Material for the task –
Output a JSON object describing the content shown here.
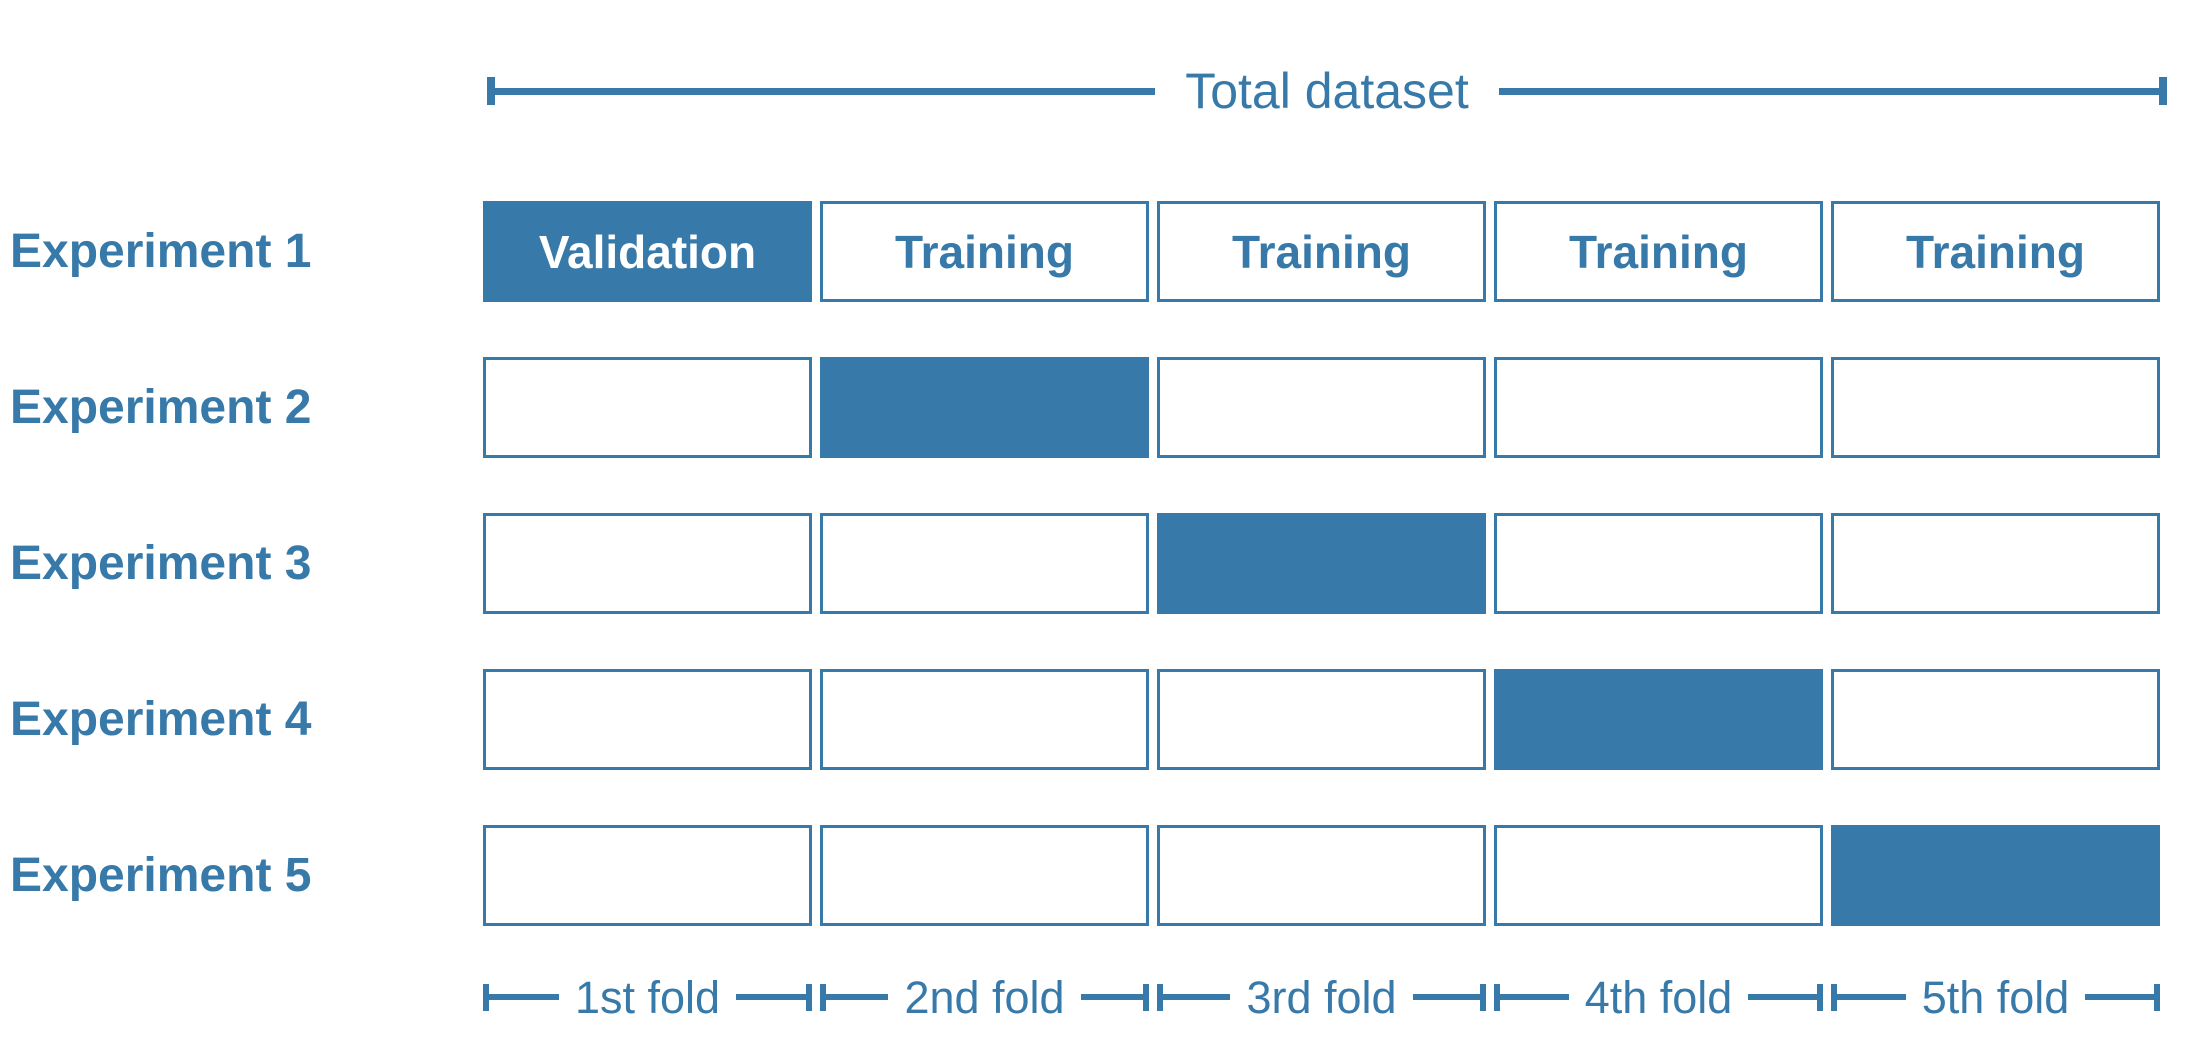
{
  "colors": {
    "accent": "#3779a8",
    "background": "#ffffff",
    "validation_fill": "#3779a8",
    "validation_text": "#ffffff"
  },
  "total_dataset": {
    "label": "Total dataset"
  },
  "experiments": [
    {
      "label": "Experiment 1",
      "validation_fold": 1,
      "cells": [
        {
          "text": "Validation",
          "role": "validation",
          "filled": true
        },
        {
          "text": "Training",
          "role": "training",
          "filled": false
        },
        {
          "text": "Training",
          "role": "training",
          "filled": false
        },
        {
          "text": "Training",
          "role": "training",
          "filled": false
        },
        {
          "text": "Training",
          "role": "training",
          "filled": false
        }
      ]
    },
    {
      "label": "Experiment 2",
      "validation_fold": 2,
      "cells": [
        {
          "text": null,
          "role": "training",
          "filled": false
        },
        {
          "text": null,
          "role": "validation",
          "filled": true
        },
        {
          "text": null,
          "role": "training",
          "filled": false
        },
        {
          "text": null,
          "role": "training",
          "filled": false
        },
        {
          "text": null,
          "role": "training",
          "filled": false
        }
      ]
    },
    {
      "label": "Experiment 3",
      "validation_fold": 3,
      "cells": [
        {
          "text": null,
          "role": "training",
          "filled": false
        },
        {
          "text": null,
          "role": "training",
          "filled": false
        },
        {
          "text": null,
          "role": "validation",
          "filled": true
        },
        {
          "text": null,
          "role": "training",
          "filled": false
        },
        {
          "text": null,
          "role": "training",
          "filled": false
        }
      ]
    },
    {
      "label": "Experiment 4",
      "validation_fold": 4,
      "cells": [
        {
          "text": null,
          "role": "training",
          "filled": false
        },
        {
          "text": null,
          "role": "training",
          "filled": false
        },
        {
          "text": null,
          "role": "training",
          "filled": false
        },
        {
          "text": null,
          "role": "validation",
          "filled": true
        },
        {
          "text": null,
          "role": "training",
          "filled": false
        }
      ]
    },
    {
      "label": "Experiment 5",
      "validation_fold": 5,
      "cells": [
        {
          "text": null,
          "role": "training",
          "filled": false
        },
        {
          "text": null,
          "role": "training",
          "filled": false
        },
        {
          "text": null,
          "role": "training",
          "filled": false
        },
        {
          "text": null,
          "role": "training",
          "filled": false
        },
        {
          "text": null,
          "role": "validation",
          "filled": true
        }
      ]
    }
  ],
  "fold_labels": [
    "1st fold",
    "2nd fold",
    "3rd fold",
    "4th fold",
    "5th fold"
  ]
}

Instructions to follow – Word for word, quote the full listing, omitting every picture.

Reply to the task –
Output a JSON object describing the content shown here.
{
  "colors": {
    "accent": "#3779a8",
    "background": "#ffffff",
    "validation_fill": "#3779a8",
    "validation_text": "#ffffff"
  },
  "total_dataset": {
    "label": "Total dataset"
  },
  "experiments": [
    {
      "label": "Experiment 1",
      "validation_fold": 1,
      "cells": [
        {
          "text": "Validation",
          "role": "validation",
          "filled": true
        },
        {
          "text": "Training",
          "role": "training",
          "filled": false
        },
        {
          "text": "Training",
          "role": "training",
          "filled": false
        },
        {
          "text": "Training",
          "role": "training",
          "filled": false
        },
        {
          "text": "Training",
          "role": "training",
          "filled": false
        }
      ]
    },
    {
      "label": "Experiment 2",
      "validation_fold": 2,
      "cells": [
        {
          "text": null,
          "role": "training",
          "filled": false
        },
        {
          "text": null,
          "role": "validation",
          "filled": true
        },
        {
          "text": null,
          "role": "training",
          "filled": false
        },
        {
          "text": null,
          "role": "training",
          "filled": false
        },
        {
          "text": null,
          "role": "training",
          "filled": false
        }
      ]
    },
    {
      "label": "Experiment 3",
      "validation_fold": 3,
      "cells": [
        {
          "text": null,
          "role": "training",
          "filled": false
        },
        {
          "text": null,
          "role": "training",
          "filled": false
        },
        {
          "text": null,
          "role": "validation",
          "filled": true
        },
        {
          "text": null,
          "role": "training",
          "filled": false
        },
        {
          "text": null,
          "role": "training",
          "filled": false
        }
      ]
    },
    {
      "label": "Experiment 4",
      "validation_fold": 4,
      "cells": [
        {
          "text": null,
          "role": "training",
          "filled": false
        },
        {
          "text": null,
          "role": "training",
          "filled": false
        },
        {
          "text": null,
          "role": "training",
          "filled": false
        },
        {
          "text": null,
          "role": "validation",
          "filled": true
        },
        {
          "text": null,
          "role": "training",
          "filled": false
        }
      ]
    },
    {
      "label": "Experiment 5",
      "validation_fold": 5,
      "cells": [
        {
          "text": null,
          "role": "training",
          "filled": false
        },
        {
          "text": null,
          "role": "training",
          "filled": false
        },
        {
          "text": null,
          "role": "training",
          "filled": false
        },
        {
          "text": null,
          "role": "training",
          "filled": false
        },
        {
          "text": null,
          "role": "validation",
          "filled": true
        }
      ]
    }
  ],
  "fold_labels": [
    "1st fold",
    "2nd fold",
    "3rd fold",
    "4th fold",
    "5th fold"
  ]
}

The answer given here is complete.